WRITTEN INSTRUCTION -> Write out the listing beneath this instruction in its entirety, exactly as it reads.

THE DATA ->
## BEGIN

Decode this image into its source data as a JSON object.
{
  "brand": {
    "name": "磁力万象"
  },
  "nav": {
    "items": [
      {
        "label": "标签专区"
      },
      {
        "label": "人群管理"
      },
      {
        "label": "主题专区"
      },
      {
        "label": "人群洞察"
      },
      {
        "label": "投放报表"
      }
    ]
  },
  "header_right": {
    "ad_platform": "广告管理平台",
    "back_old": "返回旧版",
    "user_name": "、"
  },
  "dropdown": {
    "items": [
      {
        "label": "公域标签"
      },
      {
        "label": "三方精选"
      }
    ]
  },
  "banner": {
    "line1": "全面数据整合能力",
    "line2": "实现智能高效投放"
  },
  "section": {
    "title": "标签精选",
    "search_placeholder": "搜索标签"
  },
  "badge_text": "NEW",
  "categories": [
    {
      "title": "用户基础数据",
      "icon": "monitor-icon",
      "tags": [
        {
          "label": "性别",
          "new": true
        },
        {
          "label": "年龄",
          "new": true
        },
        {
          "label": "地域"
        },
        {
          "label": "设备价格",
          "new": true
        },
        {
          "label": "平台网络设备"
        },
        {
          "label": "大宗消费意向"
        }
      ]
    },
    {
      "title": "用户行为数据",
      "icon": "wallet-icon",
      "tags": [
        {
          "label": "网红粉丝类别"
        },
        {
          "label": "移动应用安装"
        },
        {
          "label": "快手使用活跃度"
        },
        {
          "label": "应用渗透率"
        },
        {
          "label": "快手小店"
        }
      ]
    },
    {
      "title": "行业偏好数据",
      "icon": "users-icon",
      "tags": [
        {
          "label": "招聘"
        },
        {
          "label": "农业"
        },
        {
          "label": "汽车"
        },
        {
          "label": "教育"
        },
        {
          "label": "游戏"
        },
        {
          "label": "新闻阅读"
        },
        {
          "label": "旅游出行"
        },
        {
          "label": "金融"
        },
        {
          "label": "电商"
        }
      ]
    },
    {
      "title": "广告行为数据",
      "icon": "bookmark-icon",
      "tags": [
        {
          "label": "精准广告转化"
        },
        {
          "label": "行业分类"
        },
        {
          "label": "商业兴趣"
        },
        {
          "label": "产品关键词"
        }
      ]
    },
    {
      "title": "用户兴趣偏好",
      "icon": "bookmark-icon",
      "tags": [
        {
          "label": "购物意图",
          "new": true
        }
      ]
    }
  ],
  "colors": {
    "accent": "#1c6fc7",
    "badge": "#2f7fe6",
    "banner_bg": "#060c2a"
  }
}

## END

RESULT ->
Decode this image into its source data as a JSON object.
{
  "brand": {
    "name": "磁力万象"
  },
  "nav": {
    "items": [
      {
        "label": "标签专区"
      },
      {
        "label": "人群管理"
      },
      {
        "label": "主题专区"
      },
      {
        "label": "人群洞察"
      },
      {
        "label": "投放报表"
      }
    ]
  },
  "header_right": {
    "ad_platform": "广告管理平台",
    "back_old": "返回旧版",
    "user_name": "、"
  },
  "dropdown": {
    "items": [
      {
        "label": "公域标签"
      },
      {
        "label": "三方精选"
      }
    ]
  },
  "banner": {
    "line1": "全面数据整合能力",
    "line2": "实现智能高效投放"
  },
  "section": {
    "title": "标签精选",
    "search_placeholder": "搜索标签"
  },
  "badge_text": "NEW",
  "categories": [
    {
      "title": "用户基础数据",
      "icon": "monitor-icon",
      "tags": [
        {
          "label": "性别",
          "new": true
        },
        {
          "label": "年龄",
          "new": true
        },
        {
          "label": "地域"
        },
        {
          "label": "设备价格",
          "new": true
        },
        {
          "label": "平台网络设备"
        },
        {
          "label": "大宗消费意向"
        }
      ]
    },
    {
      "title": "用户行为数据",
      "icon": "wallet-icon",
      "tags": [
        {
          "label": "网红粉丝类别"
        },
        {
          "label": "移动应用安装"
        },
        {
          "label": "快手使用活跃度"
        },
        {
          "label": "应用渗透率"
        },
        {
          "label": "快手小店"
        }
      ]
    },
    {
      "title": "行业偏好数据",
      "icon": "users-icon",
      "tags": [
        {
          "label": "招聘"
        },
        {
          "label": "农业"
        },
        {
          "label": "汽车"
        },
        {
          "label": "教育"
        },
        {
          "label": "游戏"
        },
        {
          "label": "新闻阅读"
        },
        {
          "label": "旅游出行"
        },
        {
          "label": "金融"
        },
        {
          "label": "电商"
        }
      ]
    },
    {
      "title": "广告行为数据",
      "icon": "bookmark-icon",
      "tags": [
        {
          "label": "精准广告转化"
        },
        {
          "label": "行业分类"
        },
        {
          "label": "商业兴趣"
        },
        {
          "label": "产品关键词"
        }
      ]
    },
    {
      "title": "用户兴趣偏好",
      "icon": "bookmark-icon",
      "tags": [
        {
          "label": "购物意图",
          "new": true
        }
      ]
    }
  ],
  "colors": {
    "accent": "#1c6fc7",
    "badge": "#2f7fe6",
    "banner_bg": "#060c2a"
  }
}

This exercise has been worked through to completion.